**Problem to solve**
Within the listing below, locate all lines containing the word "BWHIST". Copy each one.

Source data
** Begin **

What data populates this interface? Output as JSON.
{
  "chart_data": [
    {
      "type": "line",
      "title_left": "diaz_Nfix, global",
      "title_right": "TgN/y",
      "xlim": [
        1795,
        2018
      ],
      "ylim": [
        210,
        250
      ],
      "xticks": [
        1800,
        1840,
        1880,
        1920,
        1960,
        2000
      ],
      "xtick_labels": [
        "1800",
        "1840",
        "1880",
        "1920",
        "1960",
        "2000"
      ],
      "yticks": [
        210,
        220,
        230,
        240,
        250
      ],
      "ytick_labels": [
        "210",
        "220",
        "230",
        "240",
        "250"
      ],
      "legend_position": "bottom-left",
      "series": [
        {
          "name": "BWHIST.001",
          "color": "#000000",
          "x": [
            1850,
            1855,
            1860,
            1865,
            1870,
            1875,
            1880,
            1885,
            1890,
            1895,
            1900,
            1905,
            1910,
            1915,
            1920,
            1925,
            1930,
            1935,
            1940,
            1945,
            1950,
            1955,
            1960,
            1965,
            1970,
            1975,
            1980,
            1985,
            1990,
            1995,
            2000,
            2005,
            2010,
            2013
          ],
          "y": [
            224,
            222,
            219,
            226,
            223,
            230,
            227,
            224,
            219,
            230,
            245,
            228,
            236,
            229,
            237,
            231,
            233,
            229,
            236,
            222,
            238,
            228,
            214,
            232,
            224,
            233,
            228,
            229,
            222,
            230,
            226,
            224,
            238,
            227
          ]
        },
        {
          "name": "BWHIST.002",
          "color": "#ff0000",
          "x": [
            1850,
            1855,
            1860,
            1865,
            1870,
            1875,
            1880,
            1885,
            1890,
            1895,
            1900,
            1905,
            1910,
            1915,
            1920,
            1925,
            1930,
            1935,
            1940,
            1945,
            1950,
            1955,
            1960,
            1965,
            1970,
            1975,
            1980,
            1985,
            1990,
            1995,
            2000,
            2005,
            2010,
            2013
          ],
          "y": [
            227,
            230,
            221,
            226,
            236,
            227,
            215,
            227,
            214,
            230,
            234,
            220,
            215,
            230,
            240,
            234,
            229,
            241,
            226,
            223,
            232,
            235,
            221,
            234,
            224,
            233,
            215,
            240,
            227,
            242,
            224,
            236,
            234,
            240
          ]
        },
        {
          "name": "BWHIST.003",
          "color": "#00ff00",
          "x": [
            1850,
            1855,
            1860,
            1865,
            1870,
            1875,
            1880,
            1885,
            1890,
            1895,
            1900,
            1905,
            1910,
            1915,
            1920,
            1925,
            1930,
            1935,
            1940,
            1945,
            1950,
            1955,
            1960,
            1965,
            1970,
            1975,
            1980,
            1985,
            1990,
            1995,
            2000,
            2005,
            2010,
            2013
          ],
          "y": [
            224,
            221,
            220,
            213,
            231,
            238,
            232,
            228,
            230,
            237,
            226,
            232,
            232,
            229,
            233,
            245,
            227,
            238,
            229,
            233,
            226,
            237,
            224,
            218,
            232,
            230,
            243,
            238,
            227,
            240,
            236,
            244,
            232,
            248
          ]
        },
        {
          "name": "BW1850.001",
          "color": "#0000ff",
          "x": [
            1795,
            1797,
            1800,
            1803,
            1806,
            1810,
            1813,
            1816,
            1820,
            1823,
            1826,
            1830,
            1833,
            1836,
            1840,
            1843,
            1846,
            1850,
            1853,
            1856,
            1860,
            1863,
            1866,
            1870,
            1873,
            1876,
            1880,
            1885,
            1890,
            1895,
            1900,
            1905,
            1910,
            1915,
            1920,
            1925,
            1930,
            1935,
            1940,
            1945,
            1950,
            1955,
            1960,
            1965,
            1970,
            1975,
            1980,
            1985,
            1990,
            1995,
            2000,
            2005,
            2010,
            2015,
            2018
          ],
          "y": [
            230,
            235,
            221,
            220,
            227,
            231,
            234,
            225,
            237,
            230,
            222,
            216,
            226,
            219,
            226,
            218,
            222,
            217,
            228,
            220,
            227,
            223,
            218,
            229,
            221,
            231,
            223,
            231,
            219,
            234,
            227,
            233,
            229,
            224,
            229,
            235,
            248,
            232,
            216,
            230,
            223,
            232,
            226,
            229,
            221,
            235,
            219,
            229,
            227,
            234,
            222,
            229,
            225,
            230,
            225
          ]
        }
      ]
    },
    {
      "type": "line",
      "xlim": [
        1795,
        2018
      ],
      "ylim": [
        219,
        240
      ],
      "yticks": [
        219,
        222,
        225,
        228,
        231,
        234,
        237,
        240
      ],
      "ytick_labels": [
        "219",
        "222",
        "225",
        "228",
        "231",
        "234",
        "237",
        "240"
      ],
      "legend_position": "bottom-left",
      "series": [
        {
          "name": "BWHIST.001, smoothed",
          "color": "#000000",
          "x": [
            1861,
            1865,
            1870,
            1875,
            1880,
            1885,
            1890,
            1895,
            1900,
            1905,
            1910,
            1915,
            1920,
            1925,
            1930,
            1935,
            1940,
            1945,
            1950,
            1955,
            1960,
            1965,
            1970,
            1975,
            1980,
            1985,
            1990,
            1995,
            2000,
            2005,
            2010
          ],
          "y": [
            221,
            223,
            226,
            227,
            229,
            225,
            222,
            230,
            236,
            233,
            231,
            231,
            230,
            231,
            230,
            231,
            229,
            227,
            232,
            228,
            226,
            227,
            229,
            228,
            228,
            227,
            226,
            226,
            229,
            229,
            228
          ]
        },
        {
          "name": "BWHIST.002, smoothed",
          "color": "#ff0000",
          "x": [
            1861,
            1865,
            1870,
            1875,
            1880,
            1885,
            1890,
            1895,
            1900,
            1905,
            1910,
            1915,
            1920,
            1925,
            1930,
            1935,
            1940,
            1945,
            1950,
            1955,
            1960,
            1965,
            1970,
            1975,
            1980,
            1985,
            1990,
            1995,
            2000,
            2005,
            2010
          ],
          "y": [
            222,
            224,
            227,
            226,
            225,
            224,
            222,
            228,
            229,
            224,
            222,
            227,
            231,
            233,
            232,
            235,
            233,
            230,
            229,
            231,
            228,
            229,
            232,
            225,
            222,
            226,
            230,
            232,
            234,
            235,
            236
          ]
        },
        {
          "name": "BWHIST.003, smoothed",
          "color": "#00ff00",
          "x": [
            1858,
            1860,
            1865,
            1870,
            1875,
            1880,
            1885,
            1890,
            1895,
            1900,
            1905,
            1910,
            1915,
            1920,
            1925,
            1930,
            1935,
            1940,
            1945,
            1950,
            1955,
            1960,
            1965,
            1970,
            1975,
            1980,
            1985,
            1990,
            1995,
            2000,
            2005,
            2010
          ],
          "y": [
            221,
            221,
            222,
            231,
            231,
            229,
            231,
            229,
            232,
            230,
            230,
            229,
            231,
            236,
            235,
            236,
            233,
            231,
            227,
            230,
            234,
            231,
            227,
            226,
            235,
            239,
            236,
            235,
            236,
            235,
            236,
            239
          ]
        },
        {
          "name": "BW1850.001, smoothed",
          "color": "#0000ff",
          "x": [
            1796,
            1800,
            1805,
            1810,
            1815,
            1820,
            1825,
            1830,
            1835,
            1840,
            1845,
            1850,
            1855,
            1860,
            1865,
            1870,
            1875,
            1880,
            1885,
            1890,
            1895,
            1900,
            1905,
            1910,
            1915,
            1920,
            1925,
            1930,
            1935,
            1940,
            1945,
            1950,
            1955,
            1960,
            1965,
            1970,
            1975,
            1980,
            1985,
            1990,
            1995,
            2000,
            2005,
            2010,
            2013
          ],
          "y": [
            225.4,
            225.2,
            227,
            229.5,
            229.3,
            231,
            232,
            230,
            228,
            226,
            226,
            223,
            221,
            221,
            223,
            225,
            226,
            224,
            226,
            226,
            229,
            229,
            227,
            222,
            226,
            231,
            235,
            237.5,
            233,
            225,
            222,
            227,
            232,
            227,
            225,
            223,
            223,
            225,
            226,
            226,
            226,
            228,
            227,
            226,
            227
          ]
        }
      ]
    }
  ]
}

** End **

**Response to the exercise**
          "name": "BWHIST.001",
          "name": "BWHIST.002",
          "name": "BWHIST.003",
          "name": "BWHIST.001, smoothed",
          "name": "BWHIST.002, smoothed",
          "name": "BWHIST.003, smoothed",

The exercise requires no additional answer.